◆ **Set problem**: State only the count of lines in the listing below that hold "Favoritas".

◆ **Listing**:
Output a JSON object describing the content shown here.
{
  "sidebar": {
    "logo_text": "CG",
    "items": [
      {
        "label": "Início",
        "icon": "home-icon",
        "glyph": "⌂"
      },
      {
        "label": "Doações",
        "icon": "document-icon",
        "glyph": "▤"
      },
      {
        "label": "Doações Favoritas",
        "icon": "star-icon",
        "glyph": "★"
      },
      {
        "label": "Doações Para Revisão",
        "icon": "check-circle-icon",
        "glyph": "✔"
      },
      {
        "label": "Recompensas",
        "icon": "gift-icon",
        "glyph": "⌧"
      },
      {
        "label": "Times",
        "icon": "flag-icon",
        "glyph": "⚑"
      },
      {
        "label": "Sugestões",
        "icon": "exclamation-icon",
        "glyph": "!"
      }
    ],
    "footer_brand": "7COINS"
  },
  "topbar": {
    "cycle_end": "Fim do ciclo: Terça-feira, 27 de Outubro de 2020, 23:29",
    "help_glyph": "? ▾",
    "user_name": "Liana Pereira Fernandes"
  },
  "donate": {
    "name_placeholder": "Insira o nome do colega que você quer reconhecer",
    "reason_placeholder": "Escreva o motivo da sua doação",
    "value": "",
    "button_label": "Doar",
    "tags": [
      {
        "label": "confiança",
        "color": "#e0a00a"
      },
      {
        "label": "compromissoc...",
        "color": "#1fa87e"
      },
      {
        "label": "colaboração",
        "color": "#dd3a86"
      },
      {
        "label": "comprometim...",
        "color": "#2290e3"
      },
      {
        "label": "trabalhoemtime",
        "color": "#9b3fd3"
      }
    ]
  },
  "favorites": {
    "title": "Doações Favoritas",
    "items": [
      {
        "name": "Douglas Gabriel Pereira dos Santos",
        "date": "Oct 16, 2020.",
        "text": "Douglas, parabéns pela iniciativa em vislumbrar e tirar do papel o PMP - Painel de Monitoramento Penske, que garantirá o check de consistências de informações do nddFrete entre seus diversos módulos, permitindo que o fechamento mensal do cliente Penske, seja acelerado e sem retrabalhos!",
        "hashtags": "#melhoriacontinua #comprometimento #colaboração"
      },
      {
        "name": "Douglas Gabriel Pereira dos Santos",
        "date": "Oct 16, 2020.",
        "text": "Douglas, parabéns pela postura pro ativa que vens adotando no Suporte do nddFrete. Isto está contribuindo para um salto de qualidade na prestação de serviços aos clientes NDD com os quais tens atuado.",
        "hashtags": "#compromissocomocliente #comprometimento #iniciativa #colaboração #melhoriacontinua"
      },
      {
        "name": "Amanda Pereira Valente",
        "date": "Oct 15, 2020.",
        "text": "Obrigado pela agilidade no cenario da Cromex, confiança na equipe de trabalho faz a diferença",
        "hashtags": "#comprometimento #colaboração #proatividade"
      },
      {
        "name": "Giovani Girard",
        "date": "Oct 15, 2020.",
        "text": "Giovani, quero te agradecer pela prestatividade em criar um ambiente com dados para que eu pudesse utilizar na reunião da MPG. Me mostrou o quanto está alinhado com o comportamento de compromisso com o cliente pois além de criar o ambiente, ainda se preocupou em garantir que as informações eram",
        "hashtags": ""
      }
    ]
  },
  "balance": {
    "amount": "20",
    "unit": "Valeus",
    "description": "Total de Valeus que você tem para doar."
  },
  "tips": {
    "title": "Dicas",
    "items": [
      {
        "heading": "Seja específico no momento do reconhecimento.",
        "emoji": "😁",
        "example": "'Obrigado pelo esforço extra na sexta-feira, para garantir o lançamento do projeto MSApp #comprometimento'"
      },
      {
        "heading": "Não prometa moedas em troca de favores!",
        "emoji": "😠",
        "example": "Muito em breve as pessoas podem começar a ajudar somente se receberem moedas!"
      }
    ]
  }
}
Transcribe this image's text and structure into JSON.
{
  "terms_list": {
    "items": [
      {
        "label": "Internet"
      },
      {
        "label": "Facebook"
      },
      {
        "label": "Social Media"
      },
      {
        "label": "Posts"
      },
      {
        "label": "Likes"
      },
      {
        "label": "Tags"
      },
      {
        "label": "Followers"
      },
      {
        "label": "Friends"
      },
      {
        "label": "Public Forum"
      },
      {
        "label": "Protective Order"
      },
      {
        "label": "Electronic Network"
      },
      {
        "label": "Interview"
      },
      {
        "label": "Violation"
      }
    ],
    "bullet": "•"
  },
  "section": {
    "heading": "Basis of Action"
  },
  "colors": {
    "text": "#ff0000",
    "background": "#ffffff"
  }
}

◆ **The response**: 2